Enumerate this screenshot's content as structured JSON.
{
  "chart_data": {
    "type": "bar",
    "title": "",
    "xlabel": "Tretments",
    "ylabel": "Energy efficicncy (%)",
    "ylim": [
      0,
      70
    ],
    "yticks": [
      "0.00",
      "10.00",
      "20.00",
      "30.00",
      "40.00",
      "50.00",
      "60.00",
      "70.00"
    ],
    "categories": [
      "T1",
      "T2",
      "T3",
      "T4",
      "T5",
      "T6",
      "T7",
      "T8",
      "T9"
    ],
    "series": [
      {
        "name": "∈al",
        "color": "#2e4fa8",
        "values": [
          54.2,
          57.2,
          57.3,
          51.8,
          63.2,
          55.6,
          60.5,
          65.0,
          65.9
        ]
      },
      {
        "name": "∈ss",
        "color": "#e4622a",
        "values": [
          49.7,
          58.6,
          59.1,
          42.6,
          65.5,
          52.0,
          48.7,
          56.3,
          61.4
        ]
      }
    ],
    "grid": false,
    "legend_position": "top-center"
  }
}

* _WHAT THIS TASK INVOLVES_:
Write out every record verbatim.

* _SOLVED EXERCISE_:
Enumerate this screenshot's content as structured JSON.
{
  "chart_data": {
    "type": "bar",
    "title": "",
    "xlabel": "Tretments",
    "ylabel": "Energy efficicncy (%)",
    "ylim": [
      0,
      70
    ],
    "yticks": [
      "0.00",
      "10.00",
      "20.00",
      "30.00",
      "40.00",
      "50.00",
      "60.00",
      "70.00"
    ],
    "categories": [
      "T1",
      "T2",
      "T3",
      "T4",
      "T5",
      "T6",
      "T7",
      "T8",
      "T9"
    ],
    "series": [
      {
        "name": "∈al",
        "color": "#2e4fa8",
        "values": [
          54.2,
          57.2,
          57.3,
          51.8,
          63.2,
          55.6,
          60.5,
          65.0,
          65.9
        ]
      },
      {
        "name": "∈ss",
        "color": "#e4622a",
        "values": [
          49.7,
          58.6,
          59.1,
          42.6,
          65.5,
          52.0,
          48.7,
          56.3,
          61.4
        ]
      }
    ],
    "grid": false,
    "legend_position": "top-center"
  }
}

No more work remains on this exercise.